● **SET TASK**:
Report how many lines below contain the word "this". Give only the number.

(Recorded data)
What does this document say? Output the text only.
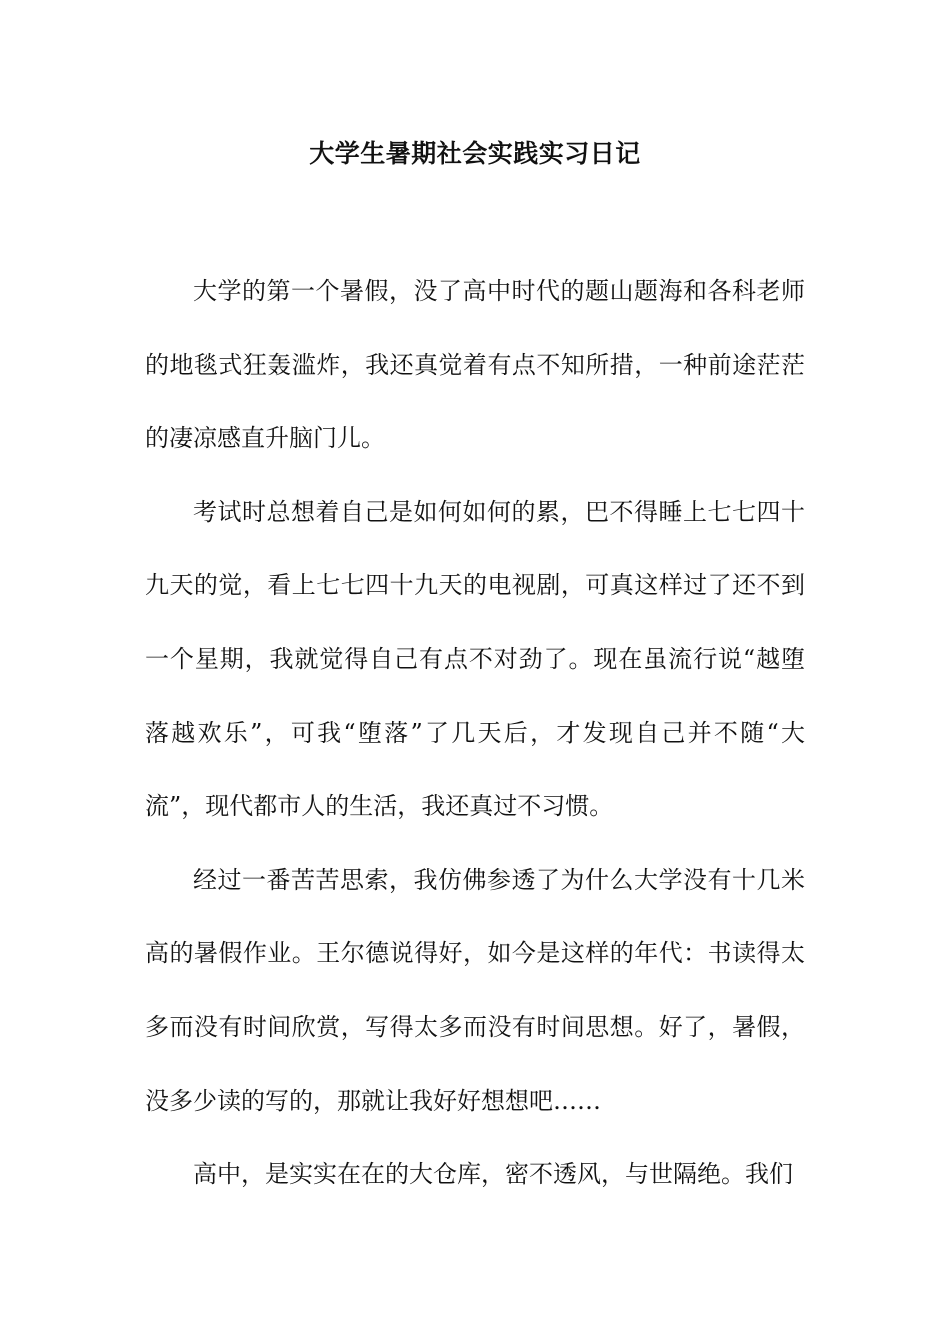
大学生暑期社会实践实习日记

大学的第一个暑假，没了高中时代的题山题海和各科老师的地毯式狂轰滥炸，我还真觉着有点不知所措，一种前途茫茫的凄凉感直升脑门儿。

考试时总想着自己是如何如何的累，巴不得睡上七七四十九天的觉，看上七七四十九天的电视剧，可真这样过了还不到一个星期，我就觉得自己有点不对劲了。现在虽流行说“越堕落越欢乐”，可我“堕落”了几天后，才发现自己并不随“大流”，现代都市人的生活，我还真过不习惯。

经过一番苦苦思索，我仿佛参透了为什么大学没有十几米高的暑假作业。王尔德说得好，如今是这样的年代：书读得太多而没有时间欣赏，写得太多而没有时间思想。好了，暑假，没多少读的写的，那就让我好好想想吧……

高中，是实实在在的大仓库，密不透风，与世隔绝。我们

---

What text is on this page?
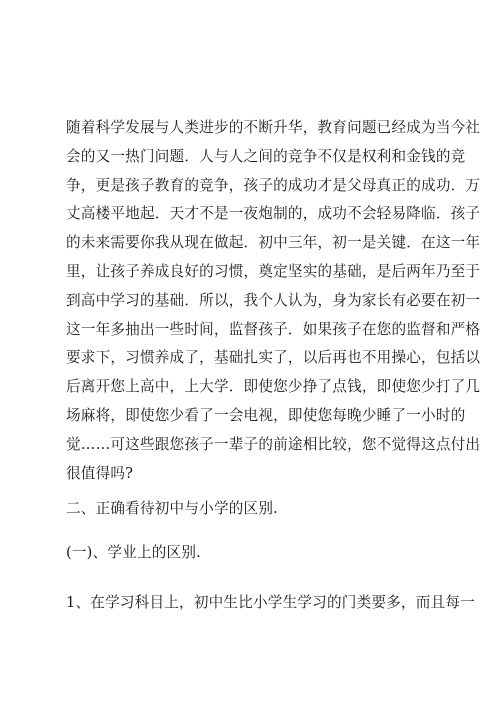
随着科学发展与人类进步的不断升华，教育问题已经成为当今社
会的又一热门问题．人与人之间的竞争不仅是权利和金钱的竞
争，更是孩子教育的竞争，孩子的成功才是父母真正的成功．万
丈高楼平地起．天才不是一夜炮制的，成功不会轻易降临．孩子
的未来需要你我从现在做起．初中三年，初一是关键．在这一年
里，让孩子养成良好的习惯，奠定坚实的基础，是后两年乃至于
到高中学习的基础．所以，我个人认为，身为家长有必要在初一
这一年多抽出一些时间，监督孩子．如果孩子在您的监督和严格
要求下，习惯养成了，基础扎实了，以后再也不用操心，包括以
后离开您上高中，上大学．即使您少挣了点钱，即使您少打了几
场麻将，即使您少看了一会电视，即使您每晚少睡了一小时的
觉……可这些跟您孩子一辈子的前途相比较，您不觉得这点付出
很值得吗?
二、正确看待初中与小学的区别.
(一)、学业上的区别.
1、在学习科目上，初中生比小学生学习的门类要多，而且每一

● **THE SOLUTION**:
2